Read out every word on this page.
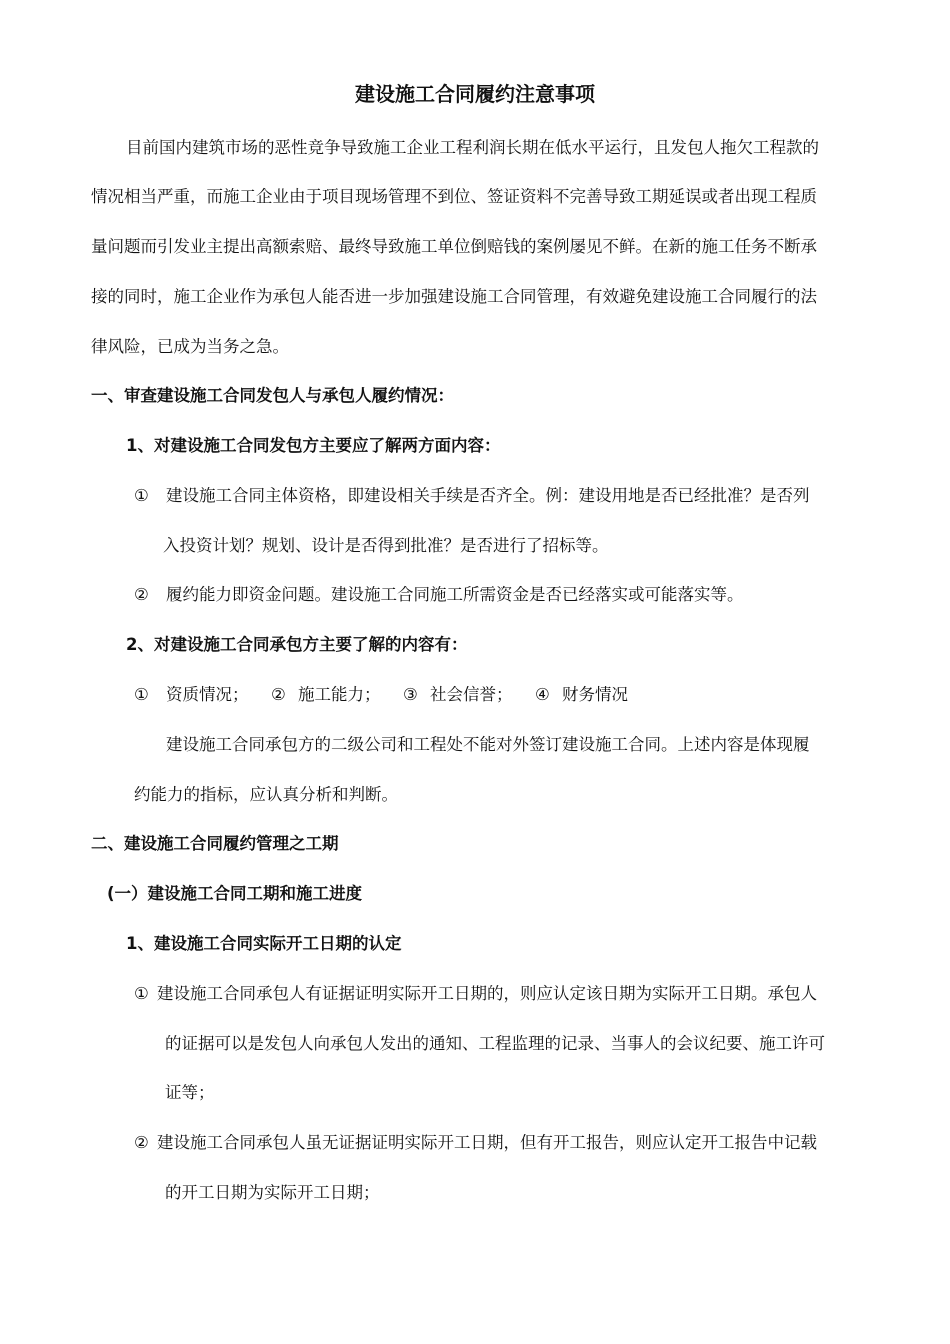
建设施工合同履约注意事项
目前国内建筑市场的恶性竞争导致施工企业工程利润长期在低水平运行，且发包人拖欠工程款的
情况相当严重，而施工企业由于项目现场管理不到位、签证资料不完善导致工期延误或者出现工程质
量问题而引发业主提出高额索赔、最终导致施工单位倒赔钱的案例屡见不鲜。在新的施工任务不断承
接的同时，施工企业作为承包人能否进一步加强建设施工合同管理，有效避免建设施工合同履行的法
律风险，已成为当务之急。
一、审查建设施工合同发包人与承包人履约情况：
1、对建设施工合同发包方主要应了解两方面内容：
① 建设施工合同主体资格，即建设相关手续是否齐全。例：建设用地是否已经批准？是否列
入投资计划？规划、设计是否得到批准？是否进行了招标等。
② 履约能力即资金问题。建设施工合同施工所需资金是否已经落实或可能落实等。
2、对建设施工合同承包方主要了解的内容有：
① 资质情况； ② 施工能力； ③ 社会信誉； ④ 财务情况
建设施工合同承包方的二级公司和工程处不能对外签订建设施工合同。上述内容是体现履
约能力的指标，应认真分析和判断。
二、建设施工合同履约管理之工期
(一）建设施工合同工期和施工进度
1、建设施工合同实际开工日期的认定
① 建设施工合同承包人有证据证明实际开工日期的，则应认定该日期为实际开工日期。承包人
的证据可以是发包人向承包人发出的通知、工程监理的记录、当事人的会议纪要、施工许可
证等；
② 建设施工合同承包人虽无证据证明实际开工日期，但有开工报告，则应认定开工报告中记载
的开工日期为实际开工日期；
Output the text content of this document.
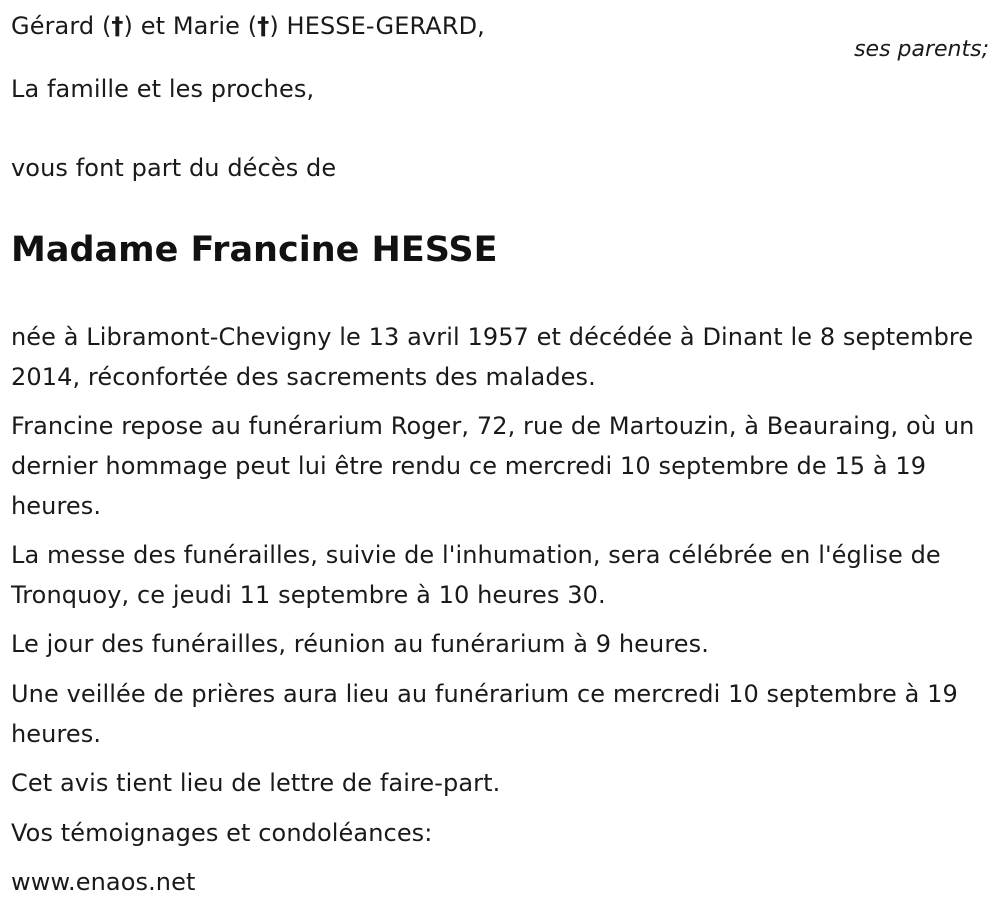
Gérard (†) et Marie (†) HESSE-GERARD,
ses parents;
La famille et les proches,
vous font part du décès de
Madame Francine HESSE
née à Libramont-Chevigny le 13 avril 1957 et décédée à Dinant le 8 septembre 2014, réconfortée des sacrements des malades.
Francine repose au funérarium Roger, 72, rue de Martouzin, à Beauraing, où un dernier hommage peut lui être rendu ce mercredi 10 septembre de 15 à 19 heures.
La messe des funérailles, suivie de l'inhumation, sera célébrée en l'église de Tronquoy, ce jeudi 11 septembre à 10 heures 30.
Le jour des funérailles, réunion au funérarium à 9 heures.
Une veillée de prières aura lieu au funérarium ce mercredi 10 septembre à 19 heures.
Cet avis tient lieu de lettre de faire-part.
Vos témoignages et condoléances:
www.enaos.net
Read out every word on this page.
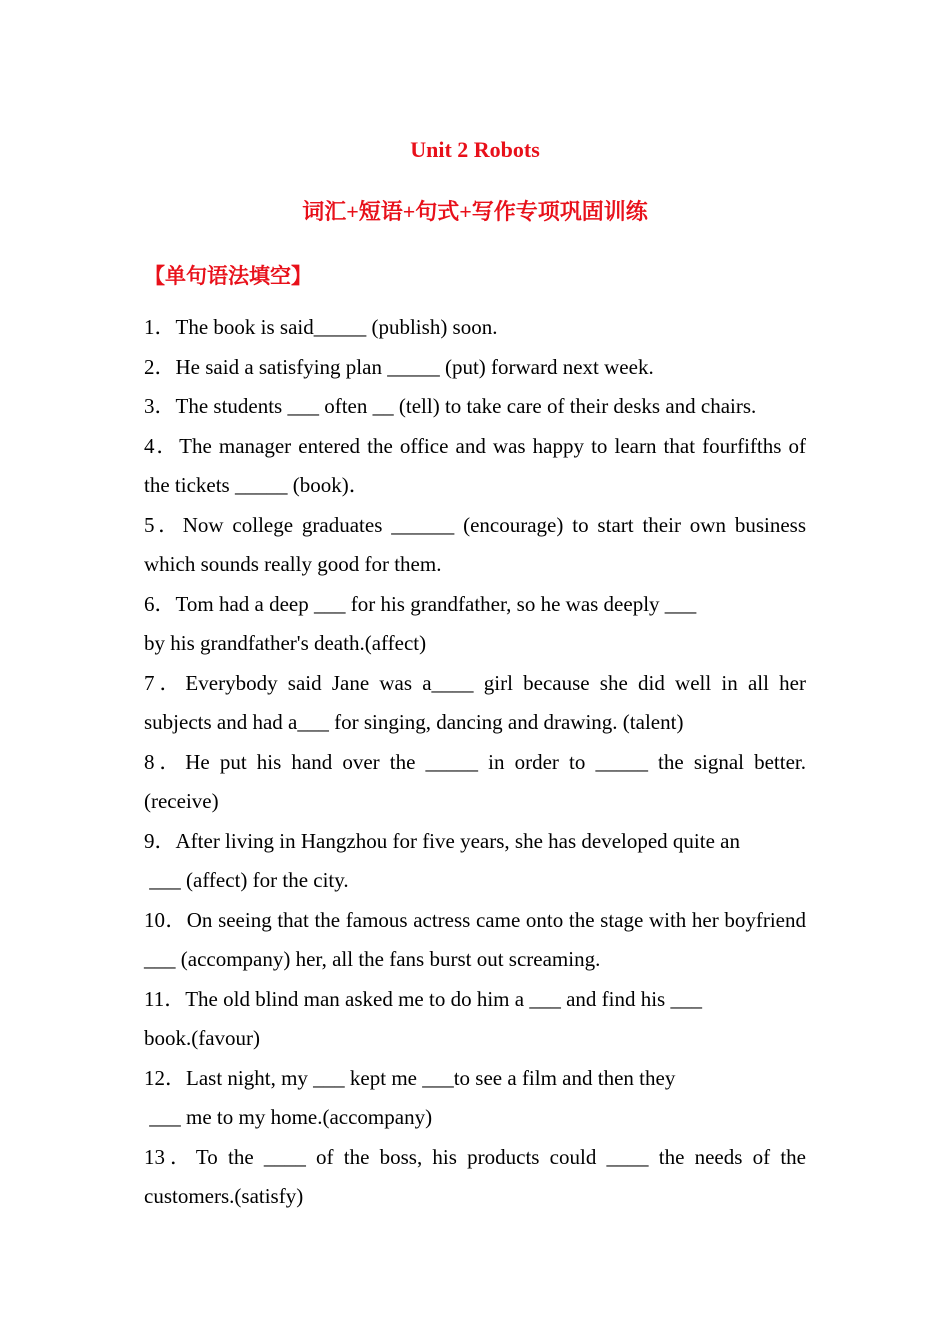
Unit 2 Robots
词汇+短语+句式+写作专项巩固训练
【单句语法填空】

1．The book is said_____ (publish) soon.

2．He said a satisfying plan _____ (put) forward next week.

3．The students ___ often __ (tell) to take care of their desks and chairs.

4．The manager entered the office and was happy to learn that fourfifths of the tickets _____ (book)．

5．Now college graduates ______ (encourage) to start their own business which sounds really good for them.

6．Tom had a deep ___ for his grandfather, so he was deeply ___

by his grandfather's death.(affect)

7．Everybody said Jane was a____ girl because she did well in all her subjects and had a___ for singing, dancing and drawing. (talent)

8．He put his hand over the _____ in order to _____ the signal better. (receive)

9．After living in Hangzhou for five years, she has developed quite an

___ (affect) for the city.

10．On seeing that the famous actress came onto the stage with her boyfriend ___ (accompany) her, all the fans burst out screaming.

11．The old blind man asked me to do him a ___ and find his ___

book.(favour)

12．Last night, my ___ kept me ___to see a film and then they

___ me to my home.(accompany)

13．To the ____ of the boss, his products could ____ the needs of the customers.(satisfy)
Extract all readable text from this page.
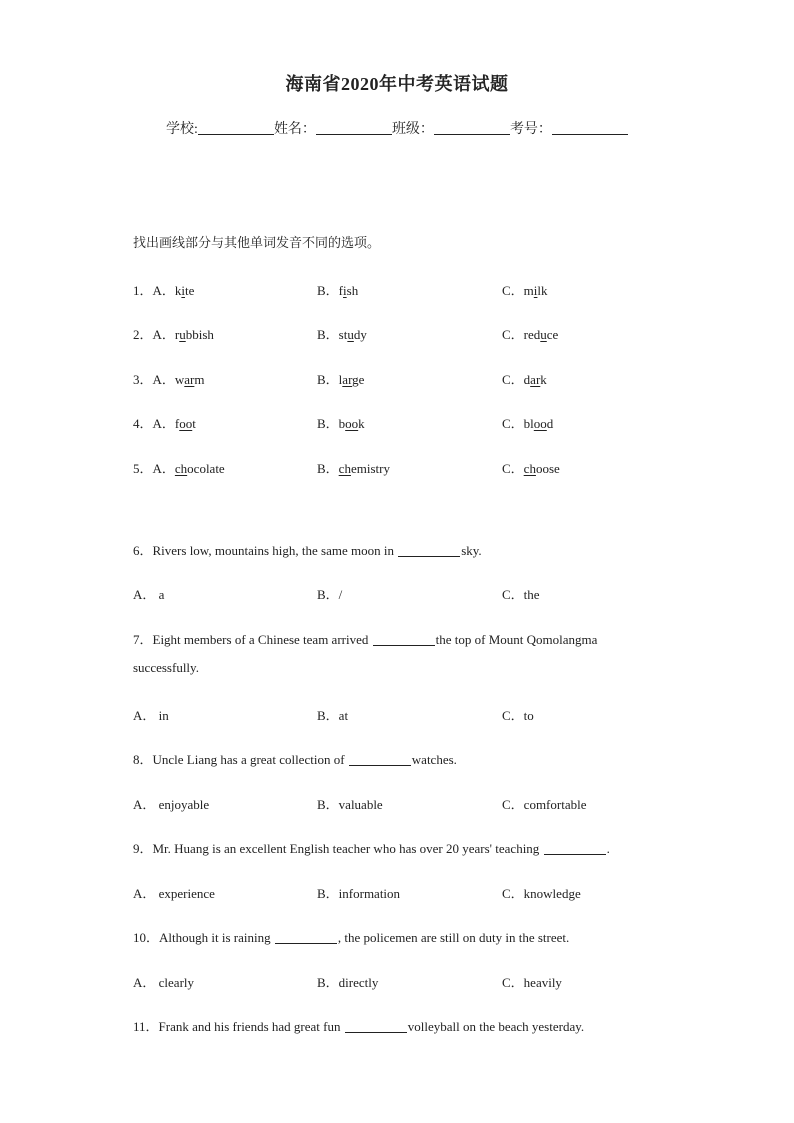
海南省2020年中考英语试题
学校:	姓名：	班级：	考号：
找出画线部分与其他单词发音不同的选项。
1．A．kite	B．fish	C．milk
2．A．rubbish	B．study	C．reduce
3．A．warm	B．large	C．dark
4．A．foot	B．book	C．blood
5．A．chocolate	B．chemistry	C．choose
6．Rivers low, mountains high, the same moon in	sky.
A． a	B．/	C．the
7．Eight members of a Chinese team arrived	the top of Mount Qomolangma
successfully.
A． in	B．at	C．to
8．Uncle Liang has a great collection of	watches.
A． enjoyable	B．valuable	C．comfortable
9．Mr. Huang is an excellent English teacher who has over 20 years' teaching	.
A． experience	B．information	C．knowledge
10．Although it is raining	, the policemen are still on duty in the street.
A． clearly	B．directly	C．heavily
11．Frank and his friends had great fun	volleyball on the beach yesterday.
-*-
# [WRITTEN EXERCISE]
Write every entry out again exactly, dropping the pictures.

# [SOLUTION BELOW]
Read out every word on this page.
建设施工合同履约注意事项
目前国内建筑市场的恶性竞争导致施工企业工程利润长期在低水平运行，且发包人拖欠工程款的
情况相当严重，而施工企业由于项目现场管理不到位、签证资料不完善导致工期延误或者出现工程质
量问题而引发业主提出高额索赔、最终导致施工单位倒赔钱的案例屡见不鲜。在新的施工任务不断承
接的同时，施工企业作为承包人能否进一步加强建设施工合同管理，有效避免建设施工合同履行的法
律风险，已成为当务之急。
一、审查建设施工合同发包人与承包人履约情况：
1、对建设施工合同发包方主要应了解两方面内容：
① 建设施工合同主体资格，即建设相关手续是否齐全。例：建设用地是否已经批准？是否列
入投资计划？规划、设计是否得到批准？是否进行了招标等。
② 履约能力即资金问题。建设施工合同施工所需资金是否已经落实或可能落实等。
2、对建设施工合同承包方主要了解的内容有：
① 资质情况； ② 施工能力； ③ 社会信誉； ④ 财务情况
建设施工合同承包方的二级公司和工程处不能对外签订建设施工合同。上述内容是体现履
约能力的指标，应认真分析和判断。
二、建设施工合同履约管理之工期
(一）建设施工合同工期和施工进度
1、建设施工合同实际开工日期的认定
① 建设施工合同承包人有证据证明实际开工日期的，则应认定该日期为实际开工日期。承包人
的证据可以是发包人向承包人发出的通知、工程监理的记录、当事人的会议纪要、施工许可
证等；
② 建设施工合同承包人虽无证据证明实际开工日期，但有开工报告，则应认定开工报告中记载
的开工日期为实际开工日期；
Output the text content of this document.
Gérard (†) et Marie (†) HESSE-GERARD,
ses parents;
La famille et les proches,
vous font part du décès de
Madame Francine HESSE
née à Libramont-Chevigny le 13 avril 1957 et décédée à Dinant le 8 septembre 2014, réconfortée des sacrements des malades.
Francine repose au funérarium Roger, 72, rue de Martouzin, à Beauraing, où un dernier hommage peut lui être rendu ce mercredi 10 septembre de 15 à 19 heures.
La messe des funérailles, suivie de l'inhumation, sera célébrée en l'église de Tronquoy, ce jeudi 11 septembre à 10 heures 30.
Le jour des funérailles, réunion au funérarium à 9 heures.
Une veillée de prières aura lieu au funérarium ce mercredi 10 septembre à 19 heures.
Cet avis tient lieu de lettre de faire-part.
Vos témoignages et condoléances:
www.enaos.net
Read out every word on this page.
Unit 2 Robots
词汇+短语+句式+写作专项巩固训练
【单句语法填空】

1．The book is said_____ (publish) soon.

2．He said a satisfying plan _____ (put) forward next week.

3．The students ___ often __ (tell) to take care of their desks and chairs.

4．The manager entered the office and was happy to learn that fourfifths of the tickets _____ (book)．

5．Now college graduates ______ (encourage) to start their own business which sounds really good for them.

6．Tom had a deep ___ for his grandfather, so he was deeply ___

by his grandfather's death.(affect)

7．Everybody said Jane was a____ girl because she did well in all her subjects and had a___ for singing, dancing and drawing. (talent)

8．He put his hand over the _____ in order to _____ the signal better. (receive)

9．After living in Hangzhou for five years, she has developed quite an

___ (affect) for the city.

10．On seeing that the famous actress came onto the stage with her boyfriend ___ (accompany) her, all the fans burst out screaming.

11．The old blind man asked me to do him a ___ and find his ___

book.(favour)

12．Last night, my ___ kept me ___to see a film and then they

___ me to my home.(accompany)

13．To the ____ of the boss, his products could ____ the needs of the customers.(satisfy)
Extract all readable text from this page.
海南省2020年中考英语试题
学校:	姓名：	班级：	考号：
找出画线部分与其他单词发音不同的选项。
1．A．kite	B．fish	C．milk
2．A．rubbish	B．study	C．reduce
3．A．warm	B．large	C．dark
4．A．foot	B．book	C．blood
5．A．chocolate	B．chemistry	C．choose
6．Rivers low, mountains high, the same moon in	sky.
A． a	B．/	C．the
7．Eight members of a Chinese team arrived	the top of Mount Qomolangma
successfully.
A． in	B．at	C．to
8．Uncle Liang has a great collection of	watches.
A． enjoyable	B．valuable	C．comfortable
9．Mr. Huang is an excellent English teacher who has over 20 years' teaching	.
A． experience	B．information	C．knowledge
10．Although it is raining	, the policemen are still on duty in the street.
A． clearly	B．directly	C．heavily
11．Frank and his friends had great fun	volleyball on the beach yesterday.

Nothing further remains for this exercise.